◆ Description of the task: Find each line holding "right" and copy it out.

◆ Entries shown:
◇ ◇ ◇ ◇
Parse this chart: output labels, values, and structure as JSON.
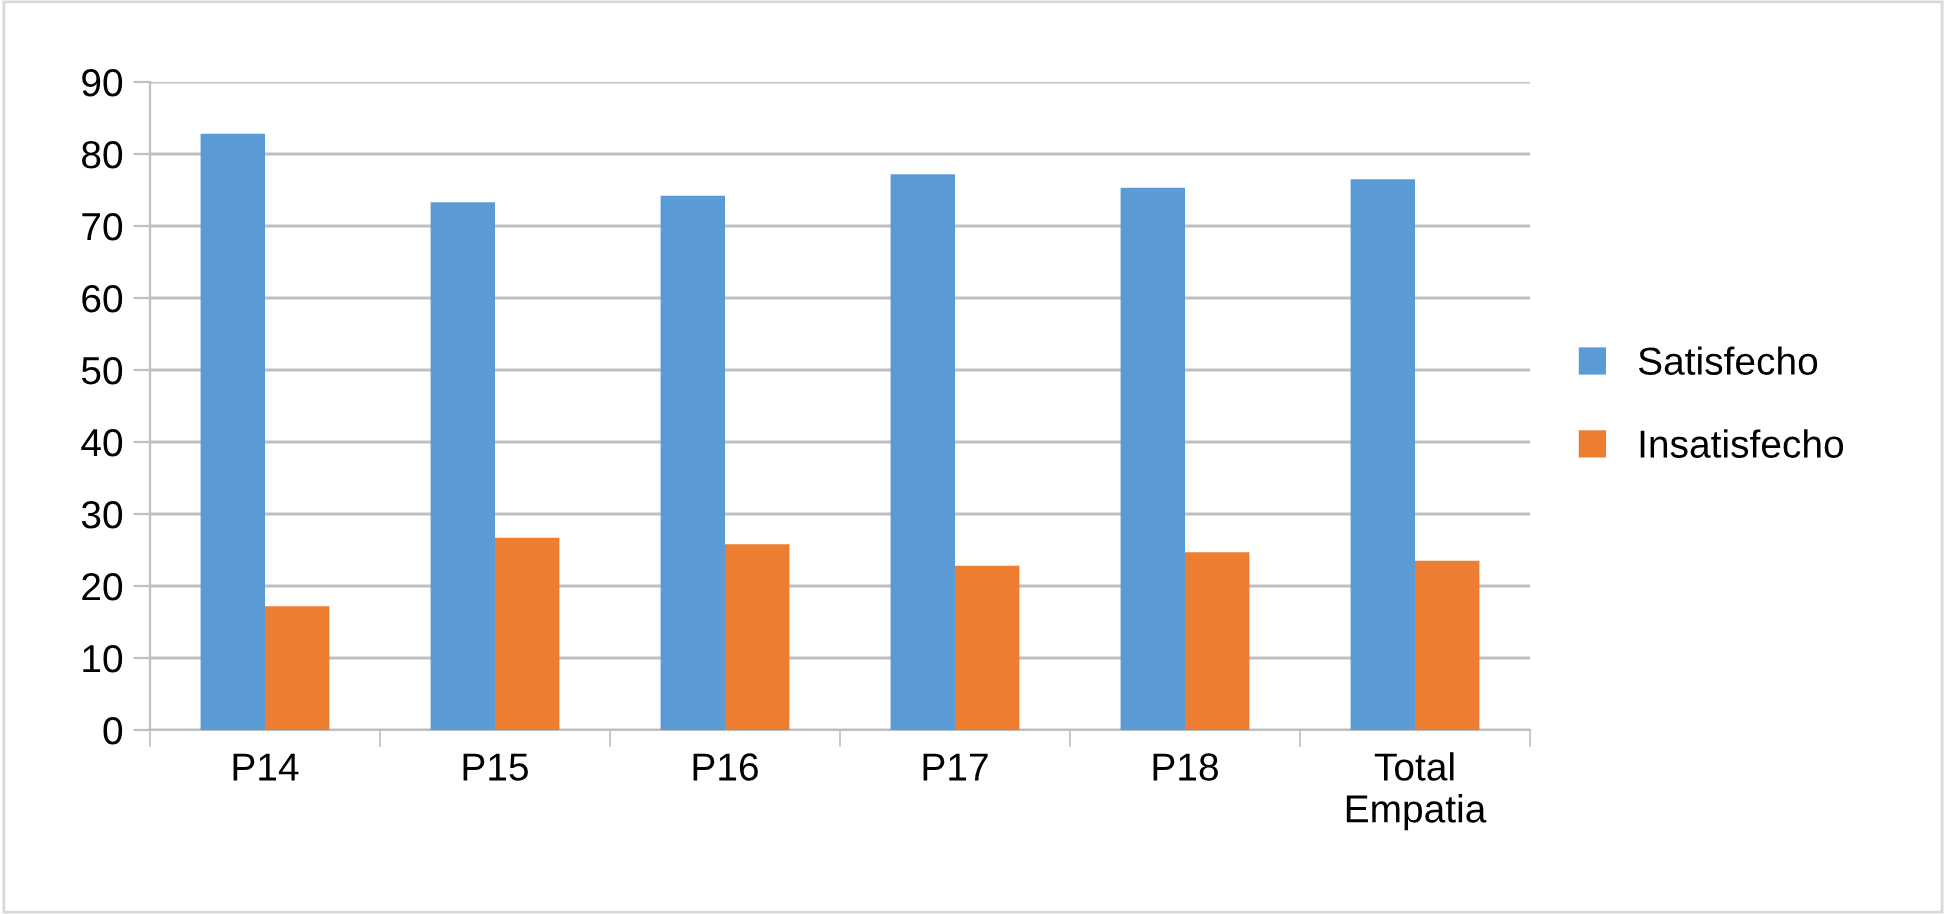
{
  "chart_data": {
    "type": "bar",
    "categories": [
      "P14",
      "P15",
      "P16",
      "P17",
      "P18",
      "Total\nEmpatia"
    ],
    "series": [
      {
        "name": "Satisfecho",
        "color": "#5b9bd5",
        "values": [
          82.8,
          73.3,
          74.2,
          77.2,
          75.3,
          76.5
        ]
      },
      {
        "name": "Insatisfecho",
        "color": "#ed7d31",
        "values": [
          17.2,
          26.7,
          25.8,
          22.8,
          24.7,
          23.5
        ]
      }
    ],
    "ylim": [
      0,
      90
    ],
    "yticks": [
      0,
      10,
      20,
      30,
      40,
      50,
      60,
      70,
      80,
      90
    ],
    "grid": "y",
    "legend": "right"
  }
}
◇ ◇ ◇ ◇
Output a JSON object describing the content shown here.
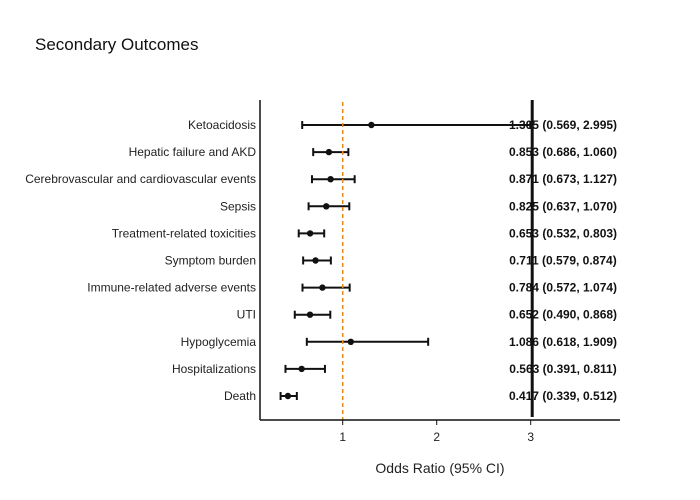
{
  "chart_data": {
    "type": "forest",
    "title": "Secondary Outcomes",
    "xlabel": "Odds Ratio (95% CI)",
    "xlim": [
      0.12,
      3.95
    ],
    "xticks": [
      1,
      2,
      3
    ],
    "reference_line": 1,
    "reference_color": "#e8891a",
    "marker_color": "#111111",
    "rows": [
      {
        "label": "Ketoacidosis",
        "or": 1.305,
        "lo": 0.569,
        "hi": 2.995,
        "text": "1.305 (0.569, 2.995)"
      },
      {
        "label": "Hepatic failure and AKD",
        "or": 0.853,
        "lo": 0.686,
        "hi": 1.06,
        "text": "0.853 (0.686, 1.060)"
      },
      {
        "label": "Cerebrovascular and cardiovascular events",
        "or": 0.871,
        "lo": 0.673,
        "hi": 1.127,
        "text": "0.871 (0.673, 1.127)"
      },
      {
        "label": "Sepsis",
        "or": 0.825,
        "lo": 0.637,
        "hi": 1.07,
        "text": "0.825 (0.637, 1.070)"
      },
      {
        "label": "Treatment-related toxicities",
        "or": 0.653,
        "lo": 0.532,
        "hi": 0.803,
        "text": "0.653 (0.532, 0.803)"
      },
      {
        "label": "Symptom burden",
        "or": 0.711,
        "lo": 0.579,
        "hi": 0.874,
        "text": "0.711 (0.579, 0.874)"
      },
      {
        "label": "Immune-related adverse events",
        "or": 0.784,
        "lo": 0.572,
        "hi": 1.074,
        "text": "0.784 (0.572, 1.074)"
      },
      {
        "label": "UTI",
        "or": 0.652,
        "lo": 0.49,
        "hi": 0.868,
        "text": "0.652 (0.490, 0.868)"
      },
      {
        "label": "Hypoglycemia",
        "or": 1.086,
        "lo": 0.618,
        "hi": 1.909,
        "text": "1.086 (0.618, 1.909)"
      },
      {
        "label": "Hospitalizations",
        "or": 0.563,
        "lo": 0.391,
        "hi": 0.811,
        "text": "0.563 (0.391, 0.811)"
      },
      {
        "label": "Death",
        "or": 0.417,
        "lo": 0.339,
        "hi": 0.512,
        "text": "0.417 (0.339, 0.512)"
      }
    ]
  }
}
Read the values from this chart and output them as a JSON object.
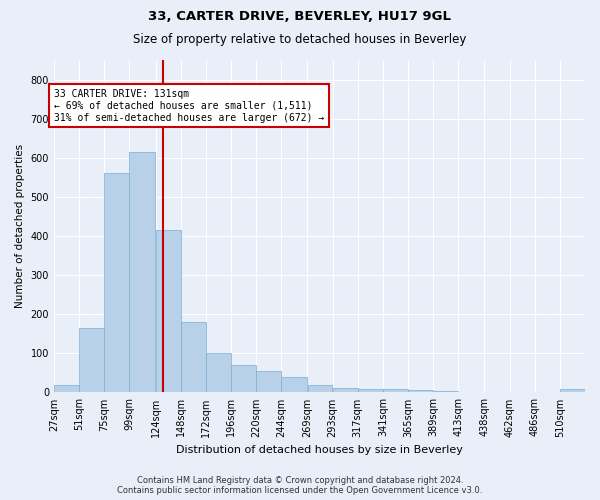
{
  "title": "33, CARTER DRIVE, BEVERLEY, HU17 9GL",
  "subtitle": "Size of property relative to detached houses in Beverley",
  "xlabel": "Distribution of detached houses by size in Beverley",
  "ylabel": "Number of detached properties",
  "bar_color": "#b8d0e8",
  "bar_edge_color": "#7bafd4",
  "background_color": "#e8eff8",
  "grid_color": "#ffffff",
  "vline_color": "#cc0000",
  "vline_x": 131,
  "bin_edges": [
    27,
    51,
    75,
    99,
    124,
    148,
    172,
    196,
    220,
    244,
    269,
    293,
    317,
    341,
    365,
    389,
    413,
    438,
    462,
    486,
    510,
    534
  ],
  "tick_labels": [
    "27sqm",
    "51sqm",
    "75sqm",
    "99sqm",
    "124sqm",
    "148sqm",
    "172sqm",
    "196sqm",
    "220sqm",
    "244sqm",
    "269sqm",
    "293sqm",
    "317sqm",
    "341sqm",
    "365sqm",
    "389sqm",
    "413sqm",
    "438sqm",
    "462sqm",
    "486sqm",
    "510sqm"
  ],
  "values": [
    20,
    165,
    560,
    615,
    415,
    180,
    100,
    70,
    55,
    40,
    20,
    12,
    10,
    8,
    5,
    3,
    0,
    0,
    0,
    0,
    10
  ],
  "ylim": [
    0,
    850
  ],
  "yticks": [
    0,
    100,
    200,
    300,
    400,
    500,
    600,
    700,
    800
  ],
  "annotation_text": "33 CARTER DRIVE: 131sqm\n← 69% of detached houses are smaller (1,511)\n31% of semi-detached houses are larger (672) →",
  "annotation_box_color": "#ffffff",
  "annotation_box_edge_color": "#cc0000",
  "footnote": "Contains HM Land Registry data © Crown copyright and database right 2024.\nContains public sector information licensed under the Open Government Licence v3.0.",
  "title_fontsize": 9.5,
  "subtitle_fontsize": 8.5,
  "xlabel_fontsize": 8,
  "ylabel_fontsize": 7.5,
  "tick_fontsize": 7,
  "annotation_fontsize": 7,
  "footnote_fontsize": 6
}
◇ ◇ ◇ ◇
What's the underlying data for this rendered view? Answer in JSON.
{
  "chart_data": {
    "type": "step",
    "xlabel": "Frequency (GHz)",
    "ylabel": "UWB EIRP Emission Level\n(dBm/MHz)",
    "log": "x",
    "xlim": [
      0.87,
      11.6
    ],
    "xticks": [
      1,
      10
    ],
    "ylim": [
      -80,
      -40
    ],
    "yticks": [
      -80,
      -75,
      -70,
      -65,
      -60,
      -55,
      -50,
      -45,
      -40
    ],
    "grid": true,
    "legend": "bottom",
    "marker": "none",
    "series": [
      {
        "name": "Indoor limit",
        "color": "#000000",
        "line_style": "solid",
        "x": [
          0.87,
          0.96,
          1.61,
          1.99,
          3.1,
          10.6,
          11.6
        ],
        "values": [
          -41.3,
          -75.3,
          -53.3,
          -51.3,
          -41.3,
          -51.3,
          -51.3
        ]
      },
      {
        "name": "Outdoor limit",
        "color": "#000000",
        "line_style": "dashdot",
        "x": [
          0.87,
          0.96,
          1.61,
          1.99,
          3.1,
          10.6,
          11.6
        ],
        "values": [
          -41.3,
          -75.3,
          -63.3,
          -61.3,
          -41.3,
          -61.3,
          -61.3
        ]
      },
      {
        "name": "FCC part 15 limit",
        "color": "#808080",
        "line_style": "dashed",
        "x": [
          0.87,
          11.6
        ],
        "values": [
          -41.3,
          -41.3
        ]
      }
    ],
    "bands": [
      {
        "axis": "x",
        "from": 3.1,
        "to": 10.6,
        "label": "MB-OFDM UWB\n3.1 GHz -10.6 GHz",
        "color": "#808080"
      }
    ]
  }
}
◇ ◇ ◇ ◇
◆ Solved exercise:
    "legend": "right"
  "footnote": "Contains HM Land Registry data © Crown copyright and database right 2024.\nContains public sector information licensed under the Open Government Licence v3.0.",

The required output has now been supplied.